» EXERCISE: For the entries that follow, state how many lines include the word "JSON", giving the number and nothing else.

» DATA PROVIDED:
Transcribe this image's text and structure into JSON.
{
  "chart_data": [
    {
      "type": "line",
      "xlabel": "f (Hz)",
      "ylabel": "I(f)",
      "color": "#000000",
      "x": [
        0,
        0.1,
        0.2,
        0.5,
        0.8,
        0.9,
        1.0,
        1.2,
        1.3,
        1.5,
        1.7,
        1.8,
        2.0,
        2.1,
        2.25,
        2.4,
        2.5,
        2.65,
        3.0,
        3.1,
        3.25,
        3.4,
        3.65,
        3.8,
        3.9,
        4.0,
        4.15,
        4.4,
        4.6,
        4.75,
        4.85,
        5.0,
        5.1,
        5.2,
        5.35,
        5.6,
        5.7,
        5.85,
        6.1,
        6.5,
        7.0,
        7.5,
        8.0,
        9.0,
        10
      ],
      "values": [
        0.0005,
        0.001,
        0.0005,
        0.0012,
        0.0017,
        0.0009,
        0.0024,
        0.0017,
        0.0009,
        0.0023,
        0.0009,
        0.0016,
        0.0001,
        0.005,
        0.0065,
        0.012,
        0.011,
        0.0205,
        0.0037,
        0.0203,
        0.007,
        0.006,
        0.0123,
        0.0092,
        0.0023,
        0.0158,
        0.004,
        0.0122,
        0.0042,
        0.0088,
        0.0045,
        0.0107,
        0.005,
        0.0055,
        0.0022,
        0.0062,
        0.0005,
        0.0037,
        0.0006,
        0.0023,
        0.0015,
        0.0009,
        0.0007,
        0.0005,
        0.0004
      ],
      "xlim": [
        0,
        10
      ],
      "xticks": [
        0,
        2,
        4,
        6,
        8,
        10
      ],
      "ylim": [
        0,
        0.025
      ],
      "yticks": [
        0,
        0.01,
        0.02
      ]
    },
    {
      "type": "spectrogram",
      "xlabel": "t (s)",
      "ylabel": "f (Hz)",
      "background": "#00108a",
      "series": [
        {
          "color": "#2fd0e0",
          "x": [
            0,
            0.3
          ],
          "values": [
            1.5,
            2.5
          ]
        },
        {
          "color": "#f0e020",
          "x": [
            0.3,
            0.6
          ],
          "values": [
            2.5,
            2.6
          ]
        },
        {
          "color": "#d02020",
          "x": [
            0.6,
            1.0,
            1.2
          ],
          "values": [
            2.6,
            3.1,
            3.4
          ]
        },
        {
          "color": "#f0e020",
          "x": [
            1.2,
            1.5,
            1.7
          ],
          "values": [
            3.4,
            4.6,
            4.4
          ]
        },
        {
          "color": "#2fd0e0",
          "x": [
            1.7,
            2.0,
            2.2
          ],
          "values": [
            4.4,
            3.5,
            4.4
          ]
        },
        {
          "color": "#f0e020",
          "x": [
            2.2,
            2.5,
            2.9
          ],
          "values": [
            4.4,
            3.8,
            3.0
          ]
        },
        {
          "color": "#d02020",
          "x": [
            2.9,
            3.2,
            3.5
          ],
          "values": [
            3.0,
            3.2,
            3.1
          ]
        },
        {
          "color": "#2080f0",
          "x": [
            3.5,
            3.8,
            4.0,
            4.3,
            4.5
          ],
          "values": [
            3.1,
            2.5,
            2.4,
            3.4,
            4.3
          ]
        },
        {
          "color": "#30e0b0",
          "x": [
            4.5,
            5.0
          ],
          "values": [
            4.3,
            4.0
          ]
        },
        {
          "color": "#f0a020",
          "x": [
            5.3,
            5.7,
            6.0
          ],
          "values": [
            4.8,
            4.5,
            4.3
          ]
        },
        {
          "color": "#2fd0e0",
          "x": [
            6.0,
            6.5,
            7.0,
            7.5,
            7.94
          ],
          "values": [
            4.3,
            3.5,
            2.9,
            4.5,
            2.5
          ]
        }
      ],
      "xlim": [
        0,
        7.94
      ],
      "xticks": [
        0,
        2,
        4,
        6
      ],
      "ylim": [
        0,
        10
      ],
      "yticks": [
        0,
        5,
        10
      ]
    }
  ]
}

--

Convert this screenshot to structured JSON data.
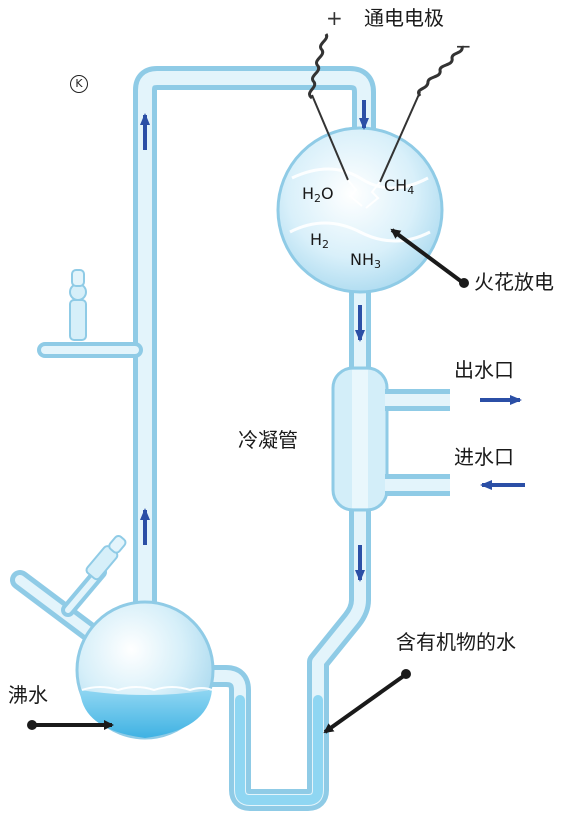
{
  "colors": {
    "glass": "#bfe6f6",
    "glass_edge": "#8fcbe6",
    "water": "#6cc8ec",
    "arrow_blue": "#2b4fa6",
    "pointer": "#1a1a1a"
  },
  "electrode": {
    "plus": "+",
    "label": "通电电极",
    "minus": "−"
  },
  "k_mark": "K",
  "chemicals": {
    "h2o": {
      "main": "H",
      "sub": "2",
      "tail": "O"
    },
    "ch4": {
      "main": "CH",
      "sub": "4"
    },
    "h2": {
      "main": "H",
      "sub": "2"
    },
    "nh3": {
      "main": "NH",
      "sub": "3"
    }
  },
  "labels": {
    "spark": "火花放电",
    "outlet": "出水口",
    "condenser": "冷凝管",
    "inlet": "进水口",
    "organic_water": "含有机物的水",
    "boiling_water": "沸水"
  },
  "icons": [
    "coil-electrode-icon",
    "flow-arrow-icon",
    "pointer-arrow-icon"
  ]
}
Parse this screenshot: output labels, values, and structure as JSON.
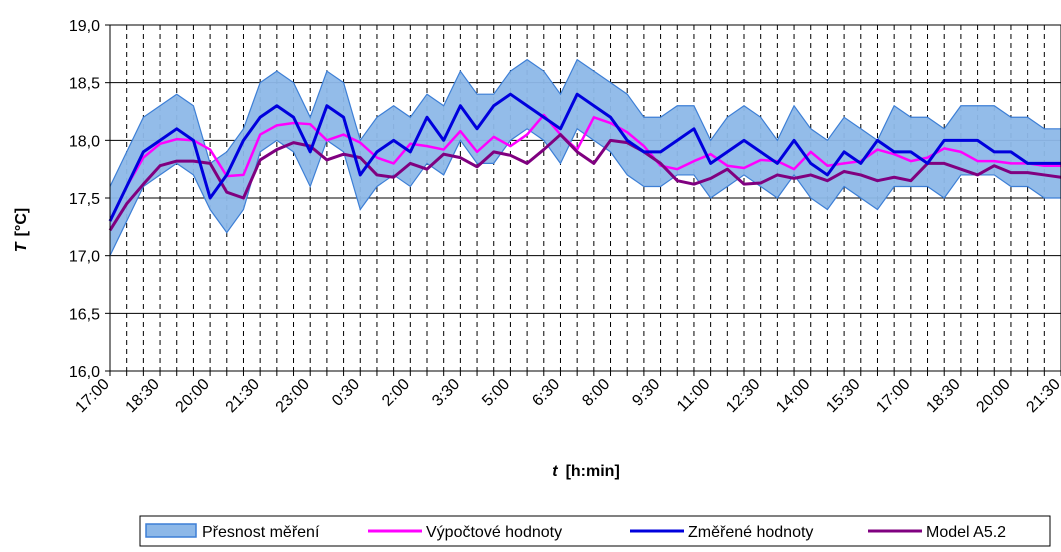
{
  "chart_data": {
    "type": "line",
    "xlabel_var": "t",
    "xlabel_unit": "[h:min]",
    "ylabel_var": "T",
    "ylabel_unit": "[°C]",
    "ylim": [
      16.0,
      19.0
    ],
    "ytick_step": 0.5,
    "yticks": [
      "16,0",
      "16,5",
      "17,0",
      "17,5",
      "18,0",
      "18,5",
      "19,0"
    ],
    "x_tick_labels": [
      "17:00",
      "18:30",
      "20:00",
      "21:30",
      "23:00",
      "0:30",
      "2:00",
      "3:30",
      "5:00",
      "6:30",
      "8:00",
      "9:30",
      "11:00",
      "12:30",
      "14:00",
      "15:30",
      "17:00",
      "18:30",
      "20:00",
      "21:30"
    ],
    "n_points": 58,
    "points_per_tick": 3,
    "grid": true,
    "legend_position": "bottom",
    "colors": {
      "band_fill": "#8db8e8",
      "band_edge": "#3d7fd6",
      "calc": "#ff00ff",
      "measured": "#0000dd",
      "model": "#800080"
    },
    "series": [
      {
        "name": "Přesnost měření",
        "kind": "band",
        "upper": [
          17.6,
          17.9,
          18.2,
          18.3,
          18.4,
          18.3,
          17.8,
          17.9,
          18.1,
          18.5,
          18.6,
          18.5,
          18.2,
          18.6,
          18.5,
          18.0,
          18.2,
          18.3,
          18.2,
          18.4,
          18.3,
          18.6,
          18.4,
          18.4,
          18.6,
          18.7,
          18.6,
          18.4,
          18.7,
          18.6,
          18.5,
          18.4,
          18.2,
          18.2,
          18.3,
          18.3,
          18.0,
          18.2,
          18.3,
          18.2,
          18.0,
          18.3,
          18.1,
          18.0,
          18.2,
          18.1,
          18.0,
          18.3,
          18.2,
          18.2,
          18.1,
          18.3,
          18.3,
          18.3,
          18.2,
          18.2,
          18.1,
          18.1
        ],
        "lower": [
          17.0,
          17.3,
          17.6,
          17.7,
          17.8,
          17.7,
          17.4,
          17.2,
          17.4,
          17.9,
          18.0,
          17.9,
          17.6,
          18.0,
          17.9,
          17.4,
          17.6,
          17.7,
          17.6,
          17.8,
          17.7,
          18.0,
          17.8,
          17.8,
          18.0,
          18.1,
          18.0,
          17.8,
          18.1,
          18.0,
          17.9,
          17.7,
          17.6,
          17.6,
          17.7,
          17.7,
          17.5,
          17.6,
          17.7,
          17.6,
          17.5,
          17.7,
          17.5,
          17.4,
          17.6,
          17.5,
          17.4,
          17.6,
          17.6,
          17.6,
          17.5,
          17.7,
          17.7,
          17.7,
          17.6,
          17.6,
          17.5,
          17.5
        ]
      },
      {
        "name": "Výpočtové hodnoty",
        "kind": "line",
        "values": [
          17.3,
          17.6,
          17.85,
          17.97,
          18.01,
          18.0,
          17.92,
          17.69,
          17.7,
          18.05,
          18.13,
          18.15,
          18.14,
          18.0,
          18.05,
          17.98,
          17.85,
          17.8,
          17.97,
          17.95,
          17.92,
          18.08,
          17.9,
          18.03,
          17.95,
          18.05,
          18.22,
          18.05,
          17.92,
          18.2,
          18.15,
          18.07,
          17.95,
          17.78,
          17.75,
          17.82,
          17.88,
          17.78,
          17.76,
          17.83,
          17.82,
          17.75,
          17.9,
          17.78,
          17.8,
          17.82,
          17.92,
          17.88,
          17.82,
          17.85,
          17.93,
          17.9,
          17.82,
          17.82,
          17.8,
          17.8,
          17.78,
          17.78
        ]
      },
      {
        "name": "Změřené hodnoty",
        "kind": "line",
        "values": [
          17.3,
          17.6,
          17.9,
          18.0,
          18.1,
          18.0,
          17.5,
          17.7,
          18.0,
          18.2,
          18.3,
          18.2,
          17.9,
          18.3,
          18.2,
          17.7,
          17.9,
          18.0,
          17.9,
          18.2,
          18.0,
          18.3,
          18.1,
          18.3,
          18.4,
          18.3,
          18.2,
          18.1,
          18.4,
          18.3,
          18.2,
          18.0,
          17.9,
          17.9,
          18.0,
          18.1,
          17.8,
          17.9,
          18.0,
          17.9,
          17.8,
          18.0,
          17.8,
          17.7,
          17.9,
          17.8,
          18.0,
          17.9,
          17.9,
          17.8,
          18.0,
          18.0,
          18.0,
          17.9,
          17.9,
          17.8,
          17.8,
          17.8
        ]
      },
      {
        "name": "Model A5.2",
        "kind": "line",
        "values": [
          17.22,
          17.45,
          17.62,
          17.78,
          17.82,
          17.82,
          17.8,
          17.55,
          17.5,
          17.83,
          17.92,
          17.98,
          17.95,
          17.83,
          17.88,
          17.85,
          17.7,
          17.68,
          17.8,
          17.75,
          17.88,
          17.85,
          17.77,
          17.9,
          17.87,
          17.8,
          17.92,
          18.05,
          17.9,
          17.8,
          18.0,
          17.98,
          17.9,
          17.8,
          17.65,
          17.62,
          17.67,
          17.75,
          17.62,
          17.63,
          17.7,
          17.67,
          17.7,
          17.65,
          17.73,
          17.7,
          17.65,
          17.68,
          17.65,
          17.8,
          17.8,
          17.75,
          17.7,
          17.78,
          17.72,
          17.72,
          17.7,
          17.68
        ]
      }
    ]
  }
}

==

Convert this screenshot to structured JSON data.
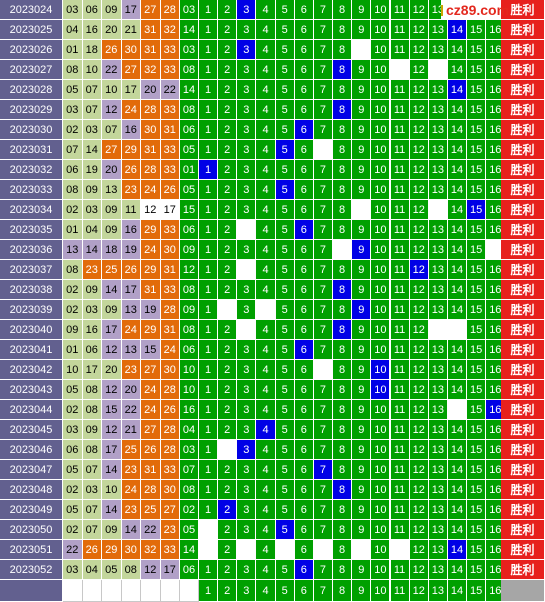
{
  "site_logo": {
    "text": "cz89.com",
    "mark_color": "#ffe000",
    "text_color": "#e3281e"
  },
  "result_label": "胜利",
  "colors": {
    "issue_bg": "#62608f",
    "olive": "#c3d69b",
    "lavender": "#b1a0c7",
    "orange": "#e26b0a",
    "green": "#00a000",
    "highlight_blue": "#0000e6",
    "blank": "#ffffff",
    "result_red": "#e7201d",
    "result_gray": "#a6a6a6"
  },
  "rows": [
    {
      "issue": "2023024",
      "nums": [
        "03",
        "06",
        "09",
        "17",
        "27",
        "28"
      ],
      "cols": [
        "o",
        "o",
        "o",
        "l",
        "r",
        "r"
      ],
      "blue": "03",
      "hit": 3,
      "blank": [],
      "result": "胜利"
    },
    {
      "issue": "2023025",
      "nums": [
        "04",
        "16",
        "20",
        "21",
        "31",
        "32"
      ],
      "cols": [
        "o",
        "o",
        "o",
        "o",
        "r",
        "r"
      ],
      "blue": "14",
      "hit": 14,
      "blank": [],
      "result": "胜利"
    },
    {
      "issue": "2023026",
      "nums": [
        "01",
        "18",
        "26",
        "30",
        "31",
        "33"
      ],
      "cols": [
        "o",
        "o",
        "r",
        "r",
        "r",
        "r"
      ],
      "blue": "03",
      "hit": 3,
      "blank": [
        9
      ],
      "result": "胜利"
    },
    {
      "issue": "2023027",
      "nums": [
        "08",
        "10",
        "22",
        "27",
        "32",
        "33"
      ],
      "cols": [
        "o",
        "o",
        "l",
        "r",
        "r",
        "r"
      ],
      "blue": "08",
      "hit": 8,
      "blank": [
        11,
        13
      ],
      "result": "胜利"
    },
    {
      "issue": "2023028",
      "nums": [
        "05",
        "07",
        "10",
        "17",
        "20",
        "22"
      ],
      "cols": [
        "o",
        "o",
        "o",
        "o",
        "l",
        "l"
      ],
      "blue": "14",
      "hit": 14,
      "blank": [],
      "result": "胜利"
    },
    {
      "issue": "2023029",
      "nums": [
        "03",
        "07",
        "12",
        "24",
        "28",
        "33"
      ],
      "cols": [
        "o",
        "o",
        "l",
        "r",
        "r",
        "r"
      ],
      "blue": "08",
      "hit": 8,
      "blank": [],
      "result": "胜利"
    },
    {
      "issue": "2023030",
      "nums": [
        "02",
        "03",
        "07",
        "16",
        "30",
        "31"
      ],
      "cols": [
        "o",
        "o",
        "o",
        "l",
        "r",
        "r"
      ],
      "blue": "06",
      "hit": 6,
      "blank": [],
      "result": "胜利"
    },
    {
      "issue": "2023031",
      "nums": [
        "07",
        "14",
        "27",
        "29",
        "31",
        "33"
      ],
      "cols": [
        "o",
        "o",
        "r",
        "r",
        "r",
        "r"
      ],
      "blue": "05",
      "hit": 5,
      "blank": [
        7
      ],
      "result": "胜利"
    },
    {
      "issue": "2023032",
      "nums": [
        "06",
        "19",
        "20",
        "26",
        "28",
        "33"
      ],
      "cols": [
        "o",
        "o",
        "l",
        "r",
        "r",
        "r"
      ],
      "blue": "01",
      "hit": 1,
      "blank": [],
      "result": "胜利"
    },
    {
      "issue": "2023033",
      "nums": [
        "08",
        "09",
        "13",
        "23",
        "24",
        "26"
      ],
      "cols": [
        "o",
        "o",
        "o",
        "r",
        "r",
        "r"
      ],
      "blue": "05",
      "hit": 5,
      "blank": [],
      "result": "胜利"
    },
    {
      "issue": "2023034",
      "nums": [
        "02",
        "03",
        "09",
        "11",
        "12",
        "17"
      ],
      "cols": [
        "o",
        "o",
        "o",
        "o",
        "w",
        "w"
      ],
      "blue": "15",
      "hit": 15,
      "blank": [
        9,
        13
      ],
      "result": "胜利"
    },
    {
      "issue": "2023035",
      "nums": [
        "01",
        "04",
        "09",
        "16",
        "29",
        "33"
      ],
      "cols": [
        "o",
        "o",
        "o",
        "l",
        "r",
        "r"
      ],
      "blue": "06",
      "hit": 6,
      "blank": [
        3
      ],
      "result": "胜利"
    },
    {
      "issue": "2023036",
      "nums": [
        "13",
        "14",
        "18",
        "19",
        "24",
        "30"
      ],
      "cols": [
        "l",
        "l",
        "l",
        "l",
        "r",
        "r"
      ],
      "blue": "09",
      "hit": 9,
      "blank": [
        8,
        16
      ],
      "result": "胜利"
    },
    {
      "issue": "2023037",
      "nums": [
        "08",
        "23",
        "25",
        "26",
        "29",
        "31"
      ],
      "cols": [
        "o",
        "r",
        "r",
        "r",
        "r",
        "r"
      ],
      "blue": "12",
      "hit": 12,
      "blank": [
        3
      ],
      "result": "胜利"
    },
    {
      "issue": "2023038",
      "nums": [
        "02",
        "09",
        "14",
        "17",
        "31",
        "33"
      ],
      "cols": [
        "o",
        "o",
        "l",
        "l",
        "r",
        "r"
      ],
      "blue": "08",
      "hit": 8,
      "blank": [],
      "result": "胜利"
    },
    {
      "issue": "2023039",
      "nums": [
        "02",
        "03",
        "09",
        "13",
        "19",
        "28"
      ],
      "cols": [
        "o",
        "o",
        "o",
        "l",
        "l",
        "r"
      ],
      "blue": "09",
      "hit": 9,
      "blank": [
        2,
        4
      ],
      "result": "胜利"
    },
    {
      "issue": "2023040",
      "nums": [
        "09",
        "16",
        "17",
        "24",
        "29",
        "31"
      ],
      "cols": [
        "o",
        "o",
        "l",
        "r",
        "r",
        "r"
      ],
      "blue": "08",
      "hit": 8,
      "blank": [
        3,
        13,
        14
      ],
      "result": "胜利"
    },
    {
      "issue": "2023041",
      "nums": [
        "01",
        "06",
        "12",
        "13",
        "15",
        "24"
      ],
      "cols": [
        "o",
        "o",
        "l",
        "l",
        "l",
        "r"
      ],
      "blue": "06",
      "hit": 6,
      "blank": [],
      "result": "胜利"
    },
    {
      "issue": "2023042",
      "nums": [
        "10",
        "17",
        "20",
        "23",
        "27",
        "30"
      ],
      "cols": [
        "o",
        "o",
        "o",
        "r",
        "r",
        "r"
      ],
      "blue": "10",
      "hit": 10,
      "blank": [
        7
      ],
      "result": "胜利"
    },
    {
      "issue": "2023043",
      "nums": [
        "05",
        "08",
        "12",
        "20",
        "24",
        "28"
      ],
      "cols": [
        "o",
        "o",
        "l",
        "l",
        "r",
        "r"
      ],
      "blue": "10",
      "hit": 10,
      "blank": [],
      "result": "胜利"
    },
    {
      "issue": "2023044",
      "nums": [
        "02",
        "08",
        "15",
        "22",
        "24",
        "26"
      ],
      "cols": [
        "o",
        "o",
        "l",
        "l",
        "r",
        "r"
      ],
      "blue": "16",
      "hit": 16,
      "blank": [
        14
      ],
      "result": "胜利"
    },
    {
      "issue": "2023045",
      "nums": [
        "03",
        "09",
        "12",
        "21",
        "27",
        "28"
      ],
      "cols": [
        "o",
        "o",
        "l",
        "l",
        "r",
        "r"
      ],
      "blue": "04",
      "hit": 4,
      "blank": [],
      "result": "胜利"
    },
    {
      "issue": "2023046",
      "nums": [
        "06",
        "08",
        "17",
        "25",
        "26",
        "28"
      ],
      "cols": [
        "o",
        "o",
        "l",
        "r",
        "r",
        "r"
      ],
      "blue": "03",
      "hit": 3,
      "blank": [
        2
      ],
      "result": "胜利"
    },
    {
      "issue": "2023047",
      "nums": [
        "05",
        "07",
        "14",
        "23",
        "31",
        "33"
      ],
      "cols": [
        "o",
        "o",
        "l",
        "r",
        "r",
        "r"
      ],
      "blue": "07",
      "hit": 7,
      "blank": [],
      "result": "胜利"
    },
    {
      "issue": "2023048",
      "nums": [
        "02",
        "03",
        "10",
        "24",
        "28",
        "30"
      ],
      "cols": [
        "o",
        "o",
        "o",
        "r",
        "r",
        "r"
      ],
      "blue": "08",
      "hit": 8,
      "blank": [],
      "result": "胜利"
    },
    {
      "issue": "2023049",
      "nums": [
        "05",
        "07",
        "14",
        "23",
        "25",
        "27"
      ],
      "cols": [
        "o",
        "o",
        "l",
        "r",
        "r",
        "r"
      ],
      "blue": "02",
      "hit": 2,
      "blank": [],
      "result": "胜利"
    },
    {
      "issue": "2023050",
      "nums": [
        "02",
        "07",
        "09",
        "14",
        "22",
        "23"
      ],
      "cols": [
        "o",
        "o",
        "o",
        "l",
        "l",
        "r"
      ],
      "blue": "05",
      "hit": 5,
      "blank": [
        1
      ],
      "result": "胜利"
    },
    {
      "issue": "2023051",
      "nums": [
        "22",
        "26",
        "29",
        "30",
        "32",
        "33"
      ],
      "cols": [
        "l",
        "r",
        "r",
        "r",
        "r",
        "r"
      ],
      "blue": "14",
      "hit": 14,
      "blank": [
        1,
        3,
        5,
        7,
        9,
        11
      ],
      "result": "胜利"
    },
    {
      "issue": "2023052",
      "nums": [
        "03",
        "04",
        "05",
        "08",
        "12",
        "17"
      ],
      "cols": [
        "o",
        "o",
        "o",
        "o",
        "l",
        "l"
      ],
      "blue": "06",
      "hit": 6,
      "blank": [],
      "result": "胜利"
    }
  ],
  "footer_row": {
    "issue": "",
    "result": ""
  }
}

» TASK ANSWER: 4